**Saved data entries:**
——

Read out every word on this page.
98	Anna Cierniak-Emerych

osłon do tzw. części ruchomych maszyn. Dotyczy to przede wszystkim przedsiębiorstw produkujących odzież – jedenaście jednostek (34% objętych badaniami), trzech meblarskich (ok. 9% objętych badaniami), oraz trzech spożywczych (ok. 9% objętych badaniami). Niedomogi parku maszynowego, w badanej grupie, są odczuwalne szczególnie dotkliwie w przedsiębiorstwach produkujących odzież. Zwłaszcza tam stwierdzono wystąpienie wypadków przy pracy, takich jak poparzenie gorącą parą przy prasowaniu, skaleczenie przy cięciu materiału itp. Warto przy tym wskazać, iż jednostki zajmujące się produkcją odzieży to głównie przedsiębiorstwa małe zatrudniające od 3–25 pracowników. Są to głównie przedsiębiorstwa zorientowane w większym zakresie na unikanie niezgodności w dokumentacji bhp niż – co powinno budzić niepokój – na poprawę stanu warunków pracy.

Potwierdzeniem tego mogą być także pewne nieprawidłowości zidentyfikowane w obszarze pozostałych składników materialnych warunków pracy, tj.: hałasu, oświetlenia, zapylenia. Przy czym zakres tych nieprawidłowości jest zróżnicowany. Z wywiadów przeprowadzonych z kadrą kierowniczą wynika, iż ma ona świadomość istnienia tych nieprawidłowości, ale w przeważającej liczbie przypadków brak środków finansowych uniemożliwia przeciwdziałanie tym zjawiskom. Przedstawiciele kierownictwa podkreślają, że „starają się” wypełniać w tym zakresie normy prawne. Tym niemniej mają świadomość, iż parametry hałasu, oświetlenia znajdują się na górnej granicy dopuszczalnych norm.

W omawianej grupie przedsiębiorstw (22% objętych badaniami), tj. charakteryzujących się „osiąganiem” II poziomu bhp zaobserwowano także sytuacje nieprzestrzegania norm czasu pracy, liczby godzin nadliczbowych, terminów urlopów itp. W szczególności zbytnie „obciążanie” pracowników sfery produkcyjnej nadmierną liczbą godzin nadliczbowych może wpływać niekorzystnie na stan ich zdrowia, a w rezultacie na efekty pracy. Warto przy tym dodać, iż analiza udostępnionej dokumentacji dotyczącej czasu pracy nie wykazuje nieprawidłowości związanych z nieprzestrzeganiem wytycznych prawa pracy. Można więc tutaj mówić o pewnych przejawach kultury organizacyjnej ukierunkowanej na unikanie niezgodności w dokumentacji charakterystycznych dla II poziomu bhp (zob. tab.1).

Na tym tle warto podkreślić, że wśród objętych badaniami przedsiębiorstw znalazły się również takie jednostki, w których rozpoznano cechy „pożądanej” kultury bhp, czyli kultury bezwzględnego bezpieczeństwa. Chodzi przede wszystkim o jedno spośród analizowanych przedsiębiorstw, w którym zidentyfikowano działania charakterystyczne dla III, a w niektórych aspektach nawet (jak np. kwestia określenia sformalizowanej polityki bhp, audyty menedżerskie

——

**Requirements:** Work out how many lines of the listing above include the word "także". Reply with nothing but the count.

**The solution:** 2